** Start Records for this task **

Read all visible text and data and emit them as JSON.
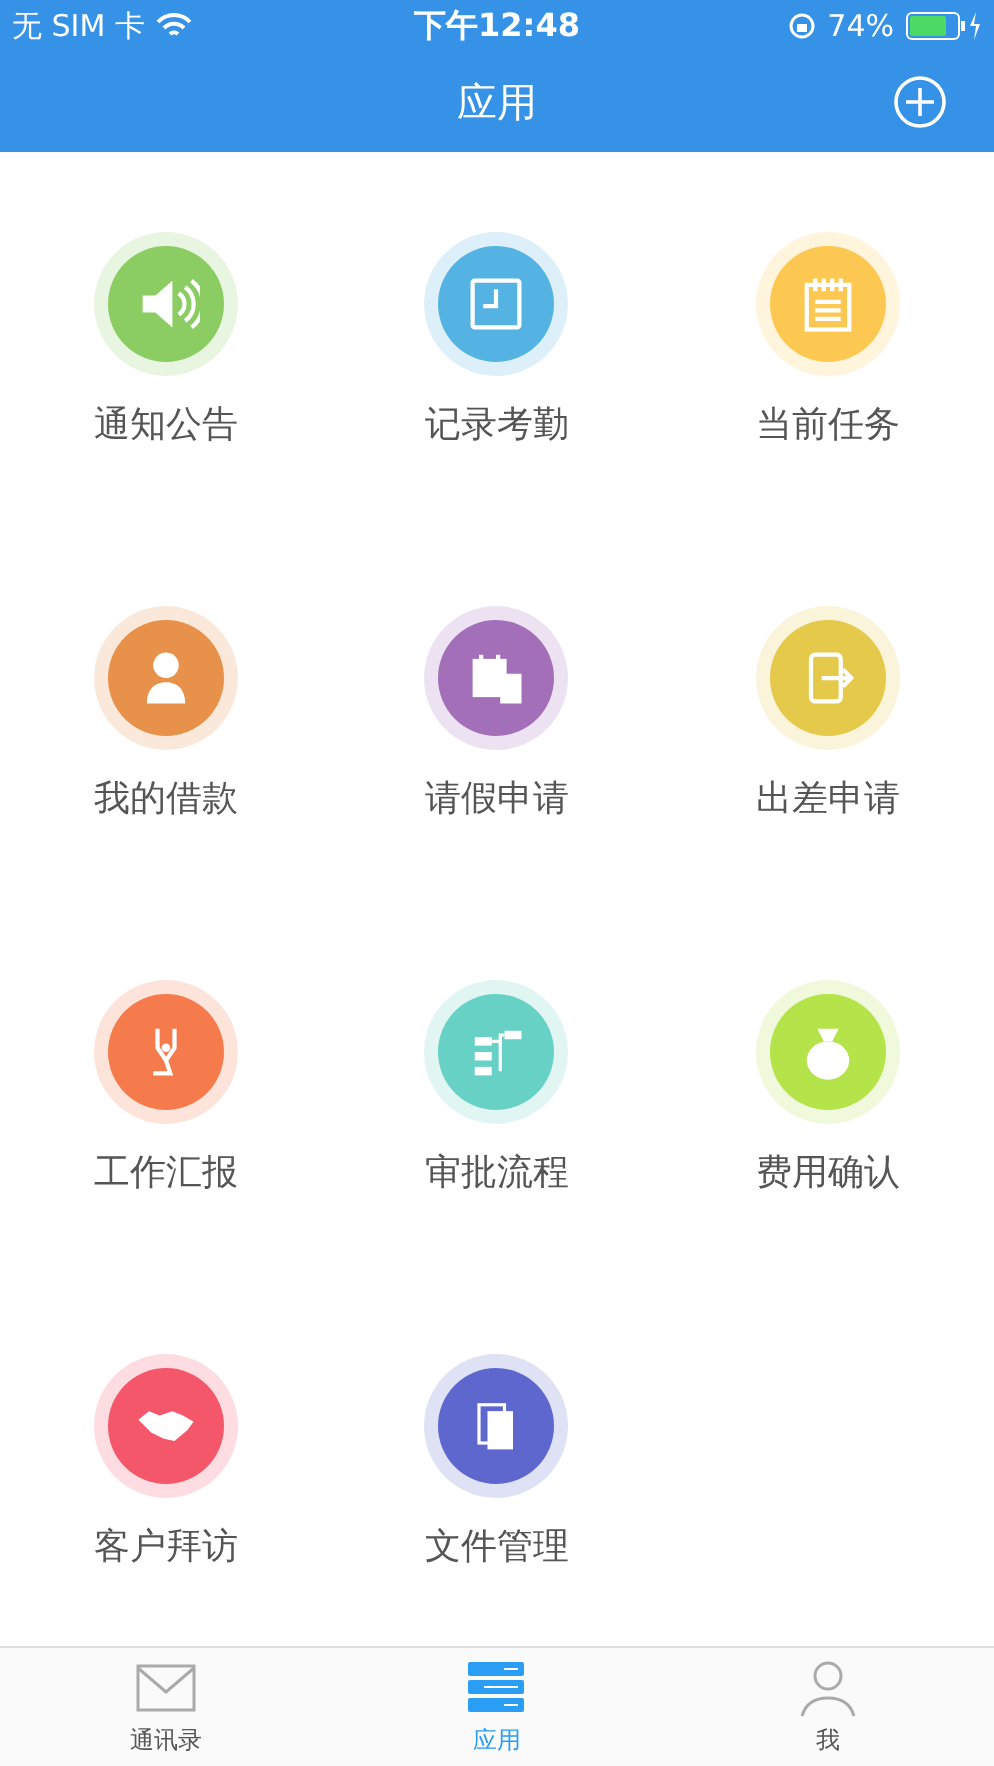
{
  "status_bar": {
    "carrier": "无 SIM 卡",
    "time": "下午12:48",
    "battery": "74%"
  },
  "nav": {
    "title": "应用"
  },
  "apps": [
    {
      "label": "通知公告",
      "kind": "speaker",
      "color": "#8ccd63"
    },
    {
      "label": "记录考勤",
      "kind": "clock",
      "color": "#54b3e3"
    },
    {
      "label": "当前任务",
      "kind": "notepad",
      "color": "#fdc851"
    },
    {
      "label": "我的借款",
      "kind": "loan",
      "color": "#e8914a"
    },
    {
      "label": "请假申请",
      "kind": "calendar",
      "color": "#a26fb8"
    },
    {
      "label": "出差申请",
      "kind": "tablet",
      "color": "#e5c94a"
    },
    {
      "label": "工作汇报",
      "kind": "pen",
      "color": "#f57a4c"
    },
    {
      "label": "审批流程",
      "kind": "flow",
      "color": "#67d1c5"
    },
    {
      "label": "费用确认",
      "kind": "moneybag",
      "color": "#b4e34a"
    },
    {
      "label": "客户拜访",
      "kind": "handshake",
      "color": "#f4576a"
    },
    {
      "label": "文件管理",
      "kind": "documents",
      "color": "#5e67cd"
    }
  ],
  "tabs": [
    {
      "label": "通讯录",
      "kind": "mail",
      "selected": false
    },
    {
      "label": "应用",
      "kind": "apps",
      "selected": true
    },
    {
      "label": "我",
      "kind": "person",
      "selected": false
    }
  ]
}
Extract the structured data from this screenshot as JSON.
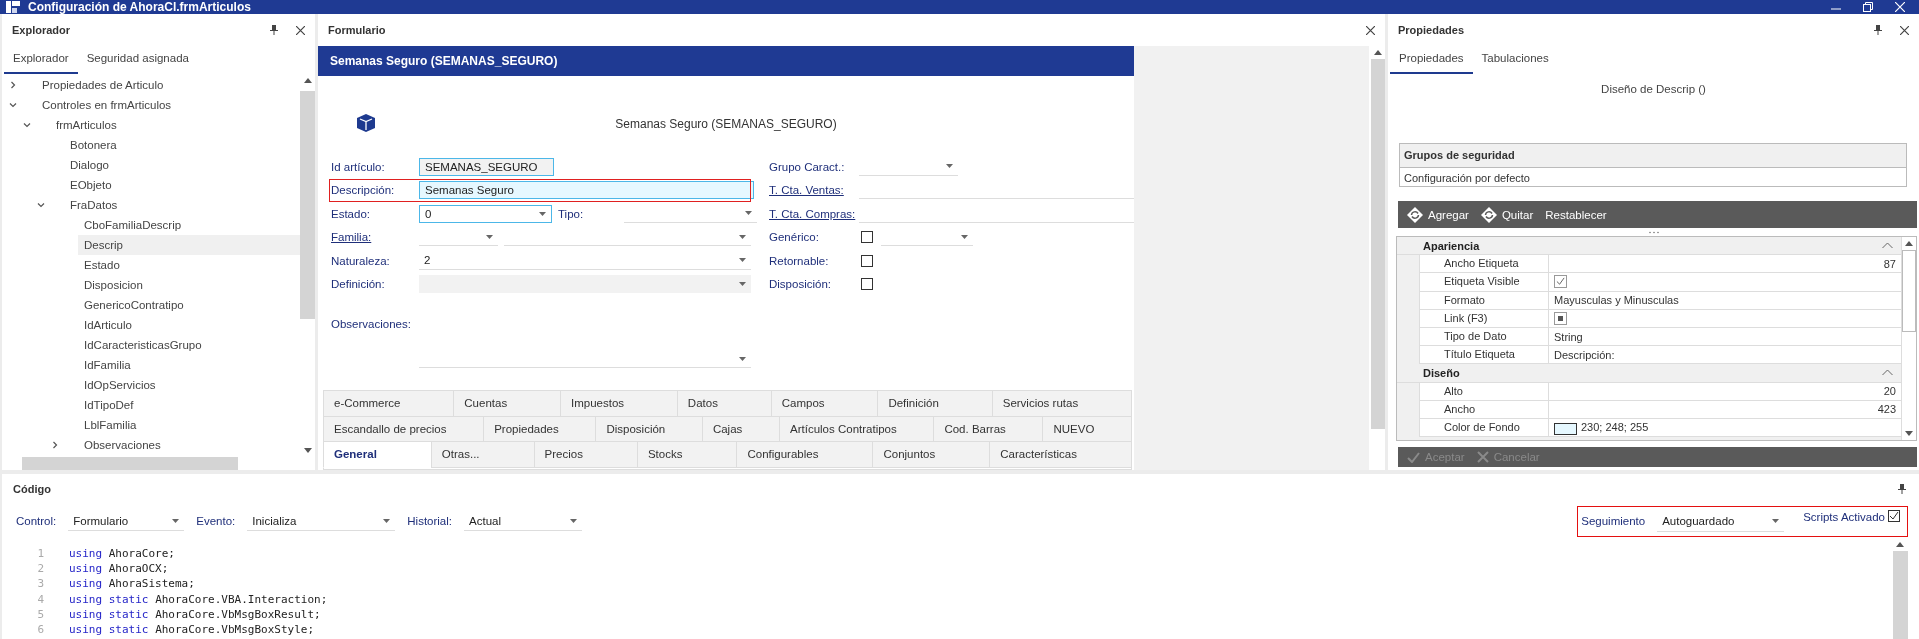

** End Records for this task **

__What to do__.
From the entries above, copy every line where the word "JSON" shows up.

__Reply__.
Read all visible text and data and emit them as JSON.
Extract the structured data from this screenshot as JSON.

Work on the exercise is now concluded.